I blogged about the reasons why I ended up at Ghost. Comments and observations welcome.
Man, I agree with this take. When I first launched my site, I used Wordpress and I was extremely disappointed, it was clunky and felt very bloated and complicated. I then moved it to Substack where it was good for a while but they lacked features and I never felt supported as a writer (and I hear it’s grown far far worse), since moving to Ghost, it’s been very smooth. Now I just need some traffic!
I’m talking with a newspaper about possibly switching to Ghost now. To log into their WordPress admin area, it’s cramped with a multiple banners and notifications to upgrade and upsell. Although the publication looks like a lot of others, they have accumulated over 40 WordPress plugins.
Meanwhile, newsletter and subscriptions are a second class experience they struggle with.
Migrating over a thousand posts would be no small feat, but there’s now a lot of daylight between WordPress and Ghost to see the differences.
Actually, it’s the first ten posts that are hard. The last 990 (or even 9990 - looking at YOU, https://www.goldentoday.com) are generally ‘free’, because you’ve already worked out all the issues. :)
True. That site could use an alternate dark mode logo. The current one is anti-aliased to white.
Agreed! I asked for one a couple times. :)
Tripoli theme / Aspire is making bank. I catwalk four-five themes for a client, and they choose Tripoli. Never fails. Well deserved, it’s a great theme, with excellent structure.
Yeah, I sent some example news sites to a potential client the other day, and was struggling to come up with some non-Tripoli examples. :)
I’m with Cathy here. But more so. In my experience the first post was hard, the second easier, by the time I got to the third it was a breeze. After that it was all done. I don’t think I found a single issue in the other 1400 or so posts.
I’ve dealt with enough folks where the number was at least ten, because they did something subtly different every time. (Or switched it up every year on a ten year back-catalog.) :)
This is one of the few cases where being a one person operation pays off ;)
That is so true. I used to base my business on a wordpress frontend and a cloud hosted shop. We also ran an online publication using wordpress, and built sites for others while also using wordpress.
These days I have the ONE landing page still on wordpress, just because I did not get around to create a more chic page on our cloud hosted webshop.
Today I would not set up a wp site even at gun point. It turned into a clutter of a mess.
Just the other day I looked at the back end of my best friends new company website built on wordpress. It made me cry on her behalf. She will never ever be able to maintain that website by herself.
The webdesigner on the other hand is probably laughing all the way to the bank for the scam she put my friend through.

Stored items:
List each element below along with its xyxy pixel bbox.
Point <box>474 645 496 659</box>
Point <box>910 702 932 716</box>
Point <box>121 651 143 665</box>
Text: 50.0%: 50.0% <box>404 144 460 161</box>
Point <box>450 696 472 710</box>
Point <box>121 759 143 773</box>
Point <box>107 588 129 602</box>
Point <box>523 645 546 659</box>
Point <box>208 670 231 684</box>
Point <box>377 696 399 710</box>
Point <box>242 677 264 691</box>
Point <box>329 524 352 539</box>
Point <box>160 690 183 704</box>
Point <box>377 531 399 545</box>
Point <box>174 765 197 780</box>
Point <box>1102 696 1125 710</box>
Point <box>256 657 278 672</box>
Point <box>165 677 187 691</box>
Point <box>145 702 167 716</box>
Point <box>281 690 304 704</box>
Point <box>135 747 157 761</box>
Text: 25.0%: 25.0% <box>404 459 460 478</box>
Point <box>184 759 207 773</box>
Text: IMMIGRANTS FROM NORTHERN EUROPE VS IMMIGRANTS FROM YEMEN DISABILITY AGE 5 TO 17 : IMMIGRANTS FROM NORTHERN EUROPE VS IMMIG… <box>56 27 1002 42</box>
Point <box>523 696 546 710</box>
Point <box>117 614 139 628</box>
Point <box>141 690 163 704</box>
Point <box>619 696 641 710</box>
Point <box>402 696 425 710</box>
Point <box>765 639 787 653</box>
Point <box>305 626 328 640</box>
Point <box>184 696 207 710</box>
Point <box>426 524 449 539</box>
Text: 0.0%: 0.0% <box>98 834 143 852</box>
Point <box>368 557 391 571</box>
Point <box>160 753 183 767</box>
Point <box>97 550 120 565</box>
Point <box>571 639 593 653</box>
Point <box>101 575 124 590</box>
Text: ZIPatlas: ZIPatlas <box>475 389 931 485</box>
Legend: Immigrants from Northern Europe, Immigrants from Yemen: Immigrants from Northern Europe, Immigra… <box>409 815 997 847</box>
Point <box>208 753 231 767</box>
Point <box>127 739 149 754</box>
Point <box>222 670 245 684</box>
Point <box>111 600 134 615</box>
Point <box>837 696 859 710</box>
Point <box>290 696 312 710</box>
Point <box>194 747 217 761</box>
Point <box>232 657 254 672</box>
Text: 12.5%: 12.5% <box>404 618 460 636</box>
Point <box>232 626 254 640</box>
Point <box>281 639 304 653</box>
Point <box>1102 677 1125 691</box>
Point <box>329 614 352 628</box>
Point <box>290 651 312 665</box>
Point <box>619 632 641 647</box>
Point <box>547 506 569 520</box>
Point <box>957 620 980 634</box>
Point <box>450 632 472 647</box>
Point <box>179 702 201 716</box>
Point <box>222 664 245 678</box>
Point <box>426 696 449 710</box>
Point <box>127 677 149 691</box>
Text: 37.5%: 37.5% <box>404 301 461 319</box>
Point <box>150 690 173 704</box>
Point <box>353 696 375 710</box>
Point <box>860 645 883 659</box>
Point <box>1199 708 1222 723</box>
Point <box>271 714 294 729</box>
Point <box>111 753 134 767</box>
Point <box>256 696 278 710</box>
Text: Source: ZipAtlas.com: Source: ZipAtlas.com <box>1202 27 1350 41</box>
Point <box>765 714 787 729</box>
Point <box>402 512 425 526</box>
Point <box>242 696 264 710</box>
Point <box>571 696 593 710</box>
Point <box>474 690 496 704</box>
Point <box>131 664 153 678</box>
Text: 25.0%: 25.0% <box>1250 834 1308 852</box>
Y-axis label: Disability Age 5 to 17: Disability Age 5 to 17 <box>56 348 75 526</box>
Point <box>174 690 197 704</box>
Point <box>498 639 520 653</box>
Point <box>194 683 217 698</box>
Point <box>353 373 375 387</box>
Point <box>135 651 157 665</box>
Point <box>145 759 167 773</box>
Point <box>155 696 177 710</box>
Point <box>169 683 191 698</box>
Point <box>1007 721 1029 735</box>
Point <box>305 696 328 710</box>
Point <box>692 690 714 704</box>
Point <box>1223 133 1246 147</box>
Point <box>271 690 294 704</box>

> **Work instruction A**
Answer these from the thread above:
(i) How many WordPress plugins has the newspaper accumulated?
(ii) Which theme do clients choose when shown four or five themes?
(iii) In roughly how many other posts did the commenter who agrees with Cathy find no issue?
> **Work instruction B**
Please transcribe the part of the thread starting with "I’ve dealt with" and going on through "clutter of a mess.".

> **Task solution A**
(i) Over 40.
(ii) Tripoli.
(iii) About 1400.

> **Task solution B**
I’ve dealt with enough folks where the number was at least ten, because they did something subtly different every time. (Or switched it up every year on a ten year back-catalog.) :)
This is one of the few cases where being a one person operation pays off ;)
That is so true. I used to base my business on a wordpress frontend and a cloud hosted shop. We also ran an online publication using wordpress, and built sites for others while also using wordpress.
These days I have the ONE landing page still on wordpress, just because I did not get around to create a more chic page on our cloud hosted webshop.
Today I would not set up a wp site even at gun point. It turned into a clutter of a mess.